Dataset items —
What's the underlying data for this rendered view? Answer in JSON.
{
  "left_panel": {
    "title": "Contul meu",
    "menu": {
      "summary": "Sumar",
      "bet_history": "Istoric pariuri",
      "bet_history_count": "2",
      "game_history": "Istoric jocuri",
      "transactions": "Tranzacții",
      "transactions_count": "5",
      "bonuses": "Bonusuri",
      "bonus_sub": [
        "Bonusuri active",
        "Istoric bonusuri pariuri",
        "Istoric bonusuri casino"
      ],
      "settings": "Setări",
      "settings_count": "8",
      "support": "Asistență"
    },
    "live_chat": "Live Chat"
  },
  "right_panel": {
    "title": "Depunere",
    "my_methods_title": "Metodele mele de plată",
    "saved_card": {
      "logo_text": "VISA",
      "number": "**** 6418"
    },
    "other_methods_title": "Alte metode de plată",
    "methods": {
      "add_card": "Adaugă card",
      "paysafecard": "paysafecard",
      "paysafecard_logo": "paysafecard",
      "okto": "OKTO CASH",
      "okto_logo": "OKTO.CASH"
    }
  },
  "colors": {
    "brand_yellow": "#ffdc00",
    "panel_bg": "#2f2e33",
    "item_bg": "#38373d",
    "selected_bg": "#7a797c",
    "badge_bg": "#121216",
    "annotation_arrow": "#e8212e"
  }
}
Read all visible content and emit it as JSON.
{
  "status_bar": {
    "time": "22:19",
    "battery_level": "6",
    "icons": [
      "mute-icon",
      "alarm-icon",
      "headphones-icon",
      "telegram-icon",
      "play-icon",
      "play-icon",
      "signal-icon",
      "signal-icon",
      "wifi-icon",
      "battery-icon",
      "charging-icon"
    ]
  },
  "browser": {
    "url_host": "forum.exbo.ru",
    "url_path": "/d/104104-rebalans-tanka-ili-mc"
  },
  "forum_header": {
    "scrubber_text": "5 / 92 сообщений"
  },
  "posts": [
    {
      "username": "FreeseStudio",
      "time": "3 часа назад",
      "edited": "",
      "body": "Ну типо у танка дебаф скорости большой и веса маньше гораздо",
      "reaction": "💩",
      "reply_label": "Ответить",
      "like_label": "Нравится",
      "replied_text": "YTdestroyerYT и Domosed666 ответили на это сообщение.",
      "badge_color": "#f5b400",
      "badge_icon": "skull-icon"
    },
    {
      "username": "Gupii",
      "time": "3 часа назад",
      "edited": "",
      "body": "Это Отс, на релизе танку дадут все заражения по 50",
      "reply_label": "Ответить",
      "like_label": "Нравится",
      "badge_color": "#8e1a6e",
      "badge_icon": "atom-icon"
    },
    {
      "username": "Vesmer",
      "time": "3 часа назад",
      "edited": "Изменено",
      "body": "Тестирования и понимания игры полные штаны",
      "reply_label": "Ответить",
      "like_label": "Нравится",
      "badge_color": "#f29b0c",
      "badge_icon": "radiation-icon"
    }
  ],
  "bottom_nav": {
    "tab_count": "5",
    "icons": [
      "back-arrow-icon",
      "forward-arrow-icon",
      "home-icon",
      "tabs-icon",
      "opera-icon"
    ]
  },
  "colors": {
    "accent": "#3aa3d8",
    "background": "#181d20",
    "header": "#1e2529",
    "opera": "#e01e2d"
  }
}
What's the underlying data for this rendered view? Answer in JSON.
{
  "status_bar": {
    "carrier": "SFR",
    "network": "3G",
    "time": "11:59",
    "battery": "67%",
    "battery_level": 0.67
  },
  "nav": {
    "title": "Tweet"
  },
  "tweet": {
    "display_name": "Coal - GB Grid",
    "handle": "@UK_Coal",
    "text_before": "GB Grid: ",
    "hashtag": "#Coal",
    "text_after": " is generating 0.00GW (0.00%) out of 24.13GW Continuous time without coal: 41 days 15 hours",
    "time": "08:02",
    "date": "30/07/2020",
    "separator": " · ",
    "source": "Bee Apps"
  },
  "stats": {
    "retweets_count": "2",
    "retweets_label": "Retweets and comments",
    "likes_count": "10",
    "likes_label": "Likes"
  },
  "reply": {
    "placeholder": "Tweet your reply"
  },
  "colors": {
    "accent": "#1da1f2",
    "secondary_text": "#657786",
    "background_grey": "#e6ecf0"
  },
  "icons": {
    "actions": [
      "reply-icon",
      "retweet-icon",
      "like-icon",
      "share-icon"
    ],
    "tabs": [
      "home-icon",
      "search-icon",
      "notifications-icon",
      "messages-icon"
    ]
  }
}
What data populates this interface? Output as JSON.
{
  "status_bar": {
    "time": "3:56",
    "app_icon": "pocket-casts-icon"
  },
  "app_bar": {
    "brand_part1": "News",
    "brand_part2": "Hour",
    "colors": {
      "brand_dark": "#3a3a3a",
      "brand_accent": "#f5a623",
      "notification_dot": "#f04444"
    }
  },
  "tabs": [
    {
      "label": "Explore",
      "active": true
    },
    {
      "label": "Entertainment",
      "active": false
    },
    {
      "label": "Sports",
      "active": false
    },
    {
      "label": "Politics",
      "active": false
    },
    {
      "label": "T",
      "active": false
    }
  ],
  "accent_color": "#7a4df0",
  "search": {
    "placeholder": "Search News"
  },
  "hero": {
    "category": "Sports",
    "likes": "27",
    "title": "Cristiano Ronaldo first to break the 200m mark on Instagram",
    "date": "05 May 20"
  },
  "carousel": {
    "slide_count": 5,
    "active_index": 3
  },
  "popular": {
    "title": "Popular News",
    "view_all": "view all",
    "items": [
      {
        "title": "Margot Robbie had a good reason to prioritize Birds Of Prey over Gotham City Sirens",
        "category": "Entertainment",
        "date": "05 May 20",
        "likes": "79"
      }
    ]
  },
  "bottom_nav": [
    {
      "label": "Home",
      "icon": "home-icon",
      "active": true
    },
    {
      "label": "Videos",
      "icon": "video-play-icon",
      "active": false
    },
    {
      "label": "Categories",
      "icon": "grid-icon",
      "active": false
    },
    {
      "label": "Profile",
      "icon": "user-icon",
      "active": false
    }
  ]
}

Instructions for the task — Produce an exact copy of all the records.

The output —
What's the underlying data for this rendered view? Answer in JSON.
{
  "left_panel": {
    "title": "Contul meu",
    "menu": {
      "summary": "Sumar",
      "bet_history": "Istoric pariuri",
      "bet_history_count": "2",
      "game_history": "Istoric jocuri",
      "transactions": "Tranzacții",
      "transactions_count": "5",
      "bonuses": "Bonusuri",
      "bonus_sub": [
        "Bonusuri active",
        "Istoric bonusuri pariuri",
        "Istoric bonusuri casino"
      ],
      "settings": "Setări",
      "settings_count": "8",
      "support": "Asistență"
    },
    "live_chat": "Live Chat"
  },
  "right_panel": {
    "title": "Depunere",
    "my_methods_title": "Metodele mele de plată",
    "saved_card": {
      "logo_text": "VISA",
      "number": "**** 6418"
    },
    "other_methods_title": "Alte metode de plată",
    "methods": {
      "add_card": "Adaugă card",
      "paysafecard": "paysafecard",
      "paysafecard_logo": "paysafecard",
      "okto": "OKTO CASH",
      "okto_logo": "OKTO.CASH"
    }
  },
  "colors": {
    "brand_yellow": "#ffdc00",
    "panel_bg": "#2f2e33",
    "item_bg": "#38373d",
    "selected_bg": "#7a797c",
    "badge_bg": "#121216",
    "annotation_arrow": "#e8212e"
  }
}
Read all visible content and emit it as JSON.
{
  "status_bar": {
    "time": "22:19",
    "battery_level": "6",
    "icons": [
      "mute-icon",
      "alarm-icon",
      "headphones-icon",
      "telegram-icon",
      "play-icon",
      "play-icon",
      "signal-icon",
      "signal-icon",
      "wifi-icon",
      "battery-icon",
      "charging-icon"
    ]
  },
  "browser": {
    "url_host": "forum.exbo.ru",
    "url_path": "/d/104104-rebalans-tanka-ili-mc"
  },
  "forum_header": {
    "scrubber_text": "5 / 92 сообщений"
  },
  "posts": [
    {
      "username": "FreeseStudio",
      "time": "3 часа назад",
      "edited": "",
      "body": "Ну типо у танка дебаф скорости большой и веса маньше гораздо",
      "reaction": "💩",
      "reply_label": "Ответить",
      "like_label": "Нравится",
      "replied_text": "YTdestroyerYT и Domosed666 ответили на это сообщение.",
      "badge_color": "#f5b400",
      "badge_icon": "skull-icon"
    },
    {
      "username": "Gupii",
      "time": "3 часа назад",
      "edited": "",
      "body": "Это Отс, на релизе танку дадут все заражения по 50",
      "reply_label": "Ответить",
      "like_label": "Нравится",
      "badge_color": "#8e1a6e",
      "badge_icon": "atom-icon"
    },
    {
      "username": "Vesmer",
      "time": "3 часа назад",
      "edited": "Изменено",
      "body": "Тестирования и понимания игры полные штаны",
      "reply_label": "Ответить",
      "like_label": "Нравится",
      "badge_color": "#f29b0c",
      "badge_icon": "radiation-icon"
    }
  ],
  "bottom_nav": {
    "tab_count": "5",
    "icons": [
      "back-arrow-icon",
      "forward-arrow-icon",
      "home-icon",
      "tabs-icon",
      "opera-icon"
    ]
  },
  "colors": {
    "accent": "#3aa3d8",
    "background": "#181d20",
    "header": "#1e2529",
    "opera": "#e01e2d"
  }
}
What's the underlying data for this rendered view? Answer in JSON.
{
  "status_bar": {
    "carrier": "SFR",
    "network": "3G",
    "time": "11:59",
    "battery": "67%",
    "battery_level": 0.67
  },
  "nav": {
    "title": "Tweet"
  },
  "tweet": {
    "display_name": "Coal - GB Grid",
    "handle": "@UK_Coal",
    "text_before": "GB Grid: ",
    "hashtag": "#Coal",
    "text_after": " is generating 0.00GW (0.00%) out of 24.13GW Continuous time without coal: 41 days 15 hours",
    "time": "08:02",
    "date": "30/07/2020",
    "separator": " · ",
    "source": "Bee Apps"
  },
  "stats": {
    "retweets_count": "2",
    "retweets_label": "Retweets and comments",
    "likes_count": "10",
    "likes_label": "Likes"
  },
  "reply": {
    "placeholder": "Tweet your reply"
  },
  "colors": {
    "accent": "#1da1f2",
    "secondary_text": "#657786",
    "background_grey": "#e6ecf0"
  },
  "icons": {
    "actions": [
      "reply-icon",
      "retweet-icon",
      "like-icon",
      "share-icon"
    ],
    "tabs": [
      "home-icon",
      "search-icon",
      "notifications-icon",
      "messages-icon"
    ]
  }
}
What data populates this interface? Output as JSON.
{
  "status_bar": {
    "time": "3:56",
    "app_icon": "pocket-casts-icon"
  },
  "app_bar": {
    "brand_part1": "News",
    "brand_part2": "Hour",
    "colors": {
      "brand_dark": "#3a3a3a",
      "brand_accent": "#f5a623",
      "notification_dot": "#f04444"
    }
  },
  "tabs": [
    {
      "label": "Explore",
      "active": true
    },
    {
      "label": "Entertainment",
      "active": false
    },
    {
      "label": "Sports",
      "active": false
    },
    {
      "label": "Politics",
      "active": false
    },
    {
      "label": "T",
      "active": false
    }
  ],
  "accent_color": "#7a4df0",
  "search": {
    "placeholder": "Search News"
  },
  "hero": {
    "category": "Sports",
    "likes": "27",
    "title": "Cristiano Ronaldo first to break the 200m mark on Instagram",
    "date": "05 May 20"
  },
  "carousel": {
    "slide_count": 5,
    "active_index": 3
  },
  "popular": {
    "title": "Popular News",
    "view_all": "view all",
    "items": [
      {
        "title": "Margot Robbie had a good reason to prioritize Birds Of Prey over Gotham City Sirens",
        "category": "Entertainment",
        "date": "05 May 20",
        "likes": "79"
      }
    ]
  },
  "bottom_nav": [
    {
      "label": "Home",
      "icon": "home-icon",
      "active": true
    },
    {
      "label": "Videos",
      "icon": "video-play-icon",
      "active": false
    },
    {
      "label": "Categories",
      "icon": "grid-icon",
      "active": false
    },
    {
      "label": "Profile",
      "icon": "user-icon",
      "active": false
    }
  ]
}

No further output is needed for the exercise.